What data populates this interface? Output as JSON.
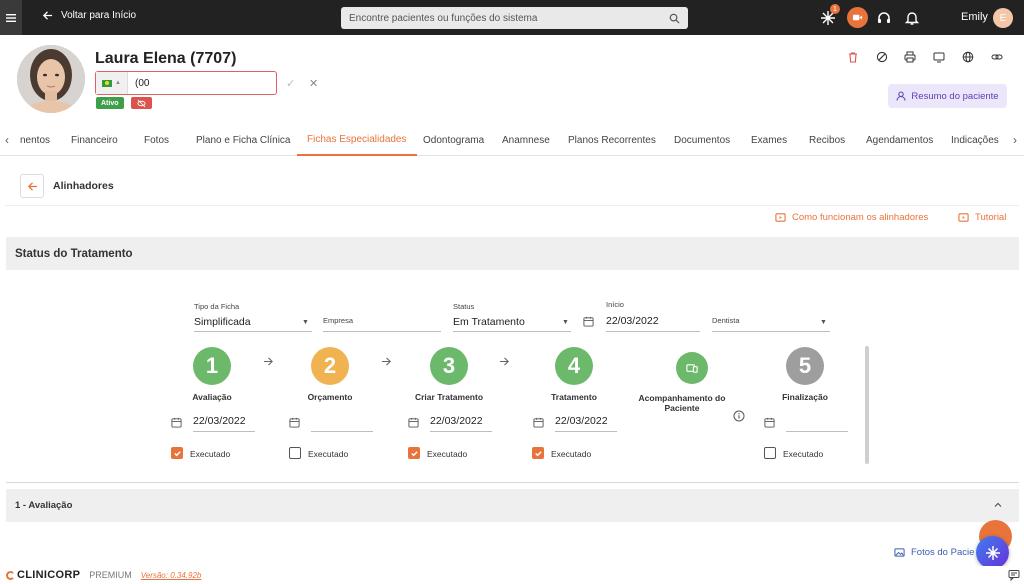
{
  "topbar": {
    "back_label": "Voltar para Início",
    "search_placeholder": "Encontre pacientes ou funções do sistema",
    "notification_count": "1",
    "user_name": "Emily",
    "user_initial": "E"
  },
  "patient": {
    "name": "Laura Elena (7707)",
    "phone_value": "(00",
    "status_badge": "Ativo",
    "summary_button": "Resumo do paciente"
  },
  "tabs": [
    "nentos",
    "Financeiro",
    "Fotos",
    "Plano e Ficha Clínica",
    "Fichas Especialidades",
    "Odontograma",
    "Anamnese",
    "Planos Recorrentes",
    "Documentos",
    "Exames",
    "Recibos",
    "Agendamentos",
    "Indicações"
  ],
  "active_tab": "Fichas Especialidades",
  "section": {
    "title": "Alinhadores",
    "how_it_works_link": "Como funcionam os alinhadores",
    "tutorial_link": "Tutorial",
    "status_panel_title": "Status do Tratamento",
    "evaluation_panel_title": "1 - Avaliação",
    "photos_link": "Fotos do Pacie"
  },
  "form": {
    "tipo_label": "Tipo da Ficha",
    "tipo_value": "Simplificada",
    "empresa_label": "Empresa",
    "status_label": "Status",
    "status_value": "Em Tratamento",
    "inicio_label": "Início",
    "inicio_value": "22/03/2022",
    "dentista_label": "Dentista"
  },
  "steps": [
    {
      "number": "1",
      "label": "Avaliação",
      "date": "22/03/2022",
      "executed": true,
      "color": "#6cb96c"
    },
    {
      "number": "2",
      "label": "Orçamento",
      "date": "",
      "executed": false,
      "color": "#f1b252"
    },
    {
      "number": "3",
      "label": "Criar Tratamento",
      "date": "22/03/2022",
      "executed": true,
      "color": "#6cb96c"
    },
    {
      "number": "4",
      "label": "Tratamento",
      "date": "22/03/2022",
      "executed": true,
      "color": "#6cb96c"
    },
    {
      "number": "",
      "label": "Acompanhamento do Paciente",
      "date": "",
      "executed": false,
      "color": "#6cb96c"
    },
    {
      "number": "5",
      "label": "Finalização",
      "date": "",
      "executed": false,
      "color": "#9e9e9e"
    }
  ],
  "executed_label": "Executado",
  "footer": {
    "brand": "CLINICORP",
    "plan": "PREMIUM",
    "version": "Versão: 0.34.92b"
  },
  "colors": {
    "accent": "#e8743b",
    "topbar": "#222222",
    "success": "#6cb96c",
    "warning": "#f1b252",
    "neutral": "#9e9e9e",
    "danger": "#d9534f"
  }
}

- Exercise objective
Search the records for the word "Avaliação", then list every line that has it.

- Exercise response
    "evaluation_panel_title": "1 - Avaliação",
      "label": "Avaliação",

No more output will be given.